Document extract
== Segment start ==
A Peel parents group told attendees at a Zoom workshop Wednesday evening that one key way to tackle “anti-black racism” in their schools is to remove all negative comments from their kids’ student records.
Directors of the Parents of Black Children, an activist group that formed to fight what they characterize as the “anti-oppressive” practices of the Peel District School Board (PDSB) said they (black parents) “have control” and no one knows more about their children than them.
PofBC board member Charline Grant advised the 140 or so attendees to go into their kids’ schools at the end of the year, ask to look at their child’s Ontario Student Record (OSR) and then take out all the negative things in there.
Grant said that way, a new teacher in the next school year “only sees good things.”
“You are entitled to remove anything that is detrimental to your child’s success,” she insisted.
The OSR is the official and confidential record that follows public school students in the province until they turn 18.
A board source, who spoke under a condition of anonymity, said the PofBC group is misleading their followers if they think they can make any changes to the OSR.
The ministry of education states on its website that parents can access a copy of the OSR through a freedom of information request but only “under specific and limited conditions.”
The discussion centred around the contents of PofBC’s new 53-page booklet called “Navigating the Education System” — a highly political and inflammatory term that assumes the school system is racist and that teachers target black students.
I signed into the workshop, which was advertised online because I suspected it would be rife with outrageous allegations and evidence of how far “anti-black racism” groups are prepared to go to weaponize our school system.
If the purpose of the workshop and the booklet were to counsel parents to be involved in their kids’ education in a positive way, that would have been terrific. However, this was all about painting parents and their kids the victims and creating a state of divisiveness at the PDSB.
In fact, halfway through the booklet on page 23, the authors claim schools overreport problems with black students to the Children’s Aid Society. They provide no proof, however. They say many teachers “do not understand the culture of African Canadian students”
== Segment end ==
Work order 1
Write out the portion of the article on the Peel parents' workshop that begins with the words containing "If the purpose" and ends with "at the PDSB.".
Work order 2
Answer these questions from the article on the Peel parents' workshop:
(a) About how many people attended the Zoom workshop?
(b) Until what age does the Ontario Student Record follow public school students in the province?
(c) How many pages long is the booklet "Navigating the Education System"?
Work order 3
In the article on the Peel parents' workshop, why did Charline Grant tell parents to take the negative things out of their child's Ontario Student Record at the end of the year?

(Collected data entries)
== Segment start ==
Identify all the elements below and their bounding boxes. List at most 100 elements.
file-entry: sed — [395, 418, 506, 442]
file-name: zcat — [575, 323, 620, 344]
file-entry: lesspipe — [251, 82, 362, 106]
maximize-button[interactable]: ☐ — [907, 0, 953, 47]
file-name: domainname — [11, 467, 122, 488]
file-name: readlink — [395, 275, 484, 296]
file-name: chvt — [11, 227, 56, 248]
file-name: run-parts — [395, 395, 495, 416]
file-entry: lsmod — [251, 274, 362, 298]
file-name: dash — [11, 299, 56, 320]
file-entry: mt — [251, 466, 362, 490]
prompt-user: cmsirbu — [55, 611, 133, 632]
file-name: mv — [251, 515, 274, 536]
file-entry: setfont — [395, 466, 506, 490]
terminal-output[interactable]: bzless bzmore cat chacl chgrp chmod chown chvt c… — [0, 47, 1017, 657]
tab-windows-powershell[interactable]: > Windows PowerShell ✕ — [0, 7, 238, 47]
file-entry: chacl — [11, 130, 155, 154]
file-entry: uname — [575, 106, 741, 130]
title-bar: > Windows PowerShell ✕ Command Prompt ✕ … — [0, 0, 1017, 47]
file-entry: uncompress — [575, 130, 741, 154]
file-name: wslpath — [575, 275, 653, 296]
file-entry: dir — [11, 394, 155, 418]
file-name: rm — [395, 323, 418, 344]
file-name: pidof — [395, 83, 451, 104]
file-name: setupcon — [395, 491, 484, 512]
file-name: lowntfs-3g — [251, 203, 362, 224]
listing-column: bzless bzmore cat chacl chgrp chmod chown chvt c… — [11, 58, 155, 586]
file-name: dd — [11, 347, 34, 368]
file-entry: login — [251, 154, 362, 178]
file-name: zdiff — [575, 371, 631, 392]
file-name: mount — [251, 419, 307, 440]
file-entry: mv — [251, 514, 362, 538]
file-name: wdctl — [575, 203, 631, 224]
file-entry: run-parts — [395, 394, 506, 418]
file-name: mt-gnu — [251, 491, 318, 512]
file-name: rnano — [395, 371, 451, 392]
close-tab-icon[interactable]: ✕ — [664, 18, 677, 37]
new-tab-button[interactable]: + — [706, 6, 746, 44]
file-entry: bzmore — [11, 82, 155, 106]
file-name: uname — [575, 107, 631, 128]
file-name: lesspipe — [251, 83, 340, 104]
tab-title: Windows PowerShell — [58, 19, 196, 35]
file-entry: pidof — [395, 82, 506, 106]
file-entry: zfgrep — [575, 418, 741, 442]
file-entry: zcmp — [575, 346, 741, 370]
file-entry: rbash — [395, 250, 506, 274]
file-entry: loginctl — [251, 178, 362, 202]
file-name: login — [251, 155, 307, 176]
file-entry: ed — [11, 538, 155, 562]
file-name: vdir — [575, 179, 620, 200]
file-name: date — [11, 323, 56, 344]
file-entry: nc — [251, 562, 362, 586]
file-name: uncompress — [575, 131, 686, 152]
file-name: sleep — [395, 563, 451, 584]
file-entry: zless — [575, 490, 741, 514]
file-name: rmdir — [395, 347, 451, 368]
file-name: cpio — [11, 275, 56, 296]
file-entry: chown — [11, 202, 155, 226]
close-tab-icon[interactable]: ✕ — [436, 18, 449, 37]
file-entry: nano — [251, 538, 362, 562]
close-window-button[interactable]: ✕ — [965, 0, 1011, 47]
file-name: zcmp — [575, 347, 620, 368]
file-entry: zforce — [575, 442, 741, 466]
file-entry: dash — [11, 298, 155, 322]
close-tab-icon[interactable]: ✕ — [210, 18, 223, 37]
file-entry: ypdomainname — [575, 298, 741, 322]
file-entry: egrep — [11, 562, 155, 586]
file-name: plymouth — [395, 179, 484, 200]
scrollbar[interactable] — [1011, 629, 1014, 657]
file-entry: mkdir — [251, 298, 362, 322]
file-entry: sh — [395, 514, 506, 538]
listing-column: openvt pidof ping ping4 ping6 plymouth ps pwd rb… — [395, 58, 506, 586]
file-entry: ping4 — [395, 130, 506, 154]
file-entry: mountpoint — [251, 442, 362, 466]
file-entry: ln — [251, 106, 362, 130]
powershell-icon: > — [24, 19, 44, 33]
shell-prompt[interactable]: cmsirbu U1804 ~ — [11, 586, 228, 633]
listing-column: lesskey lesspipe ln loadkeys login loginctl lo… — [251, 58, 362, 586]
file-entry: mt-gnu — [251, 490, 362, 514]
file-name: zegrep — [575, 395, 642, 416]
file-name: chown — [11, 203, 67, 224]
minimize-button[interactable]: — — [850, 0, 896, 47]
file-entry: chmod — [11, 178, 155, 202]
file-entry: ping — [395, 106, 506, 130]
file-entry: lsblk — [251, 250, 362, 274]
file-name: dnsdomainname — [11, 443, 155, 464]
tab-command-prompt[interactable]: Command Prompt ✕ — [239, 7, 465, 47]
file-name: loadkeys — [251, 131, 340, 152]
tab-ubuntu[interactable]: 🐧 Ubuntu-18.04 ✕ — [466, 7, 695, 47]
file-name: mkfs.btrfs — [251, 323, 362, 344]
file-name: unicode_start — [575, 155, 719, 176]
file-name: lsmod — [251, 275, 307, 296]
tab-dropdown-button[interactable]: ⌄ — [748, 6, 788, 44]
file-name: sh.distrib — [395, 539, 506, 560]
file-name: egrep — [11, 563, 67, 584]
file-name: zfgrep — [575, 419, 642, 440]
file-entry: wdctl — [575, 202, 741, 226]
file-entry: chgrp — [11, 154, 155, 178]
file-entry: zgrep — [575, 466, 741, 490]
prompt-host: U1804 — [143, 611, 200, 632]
== Segment end ==
Solution 1
If the purpose of the workshop and the booklet were to counsel parents to be involved in their kids’ education in a positive way, that would have been terrific. However, this was all about painting parents and their kids the victims and creating a state of divisiveness at the PDSB.

Solution 2
(a) About 140 people attended.
(b) It follows them until they turn 18.
(c) The booklet is 53 pages long.

Solution 3
Grant said that removing them would mean a new teacher in the next school year "only sees good things." She also insisted that parents are entitled to remove anything detrimental to their child's success.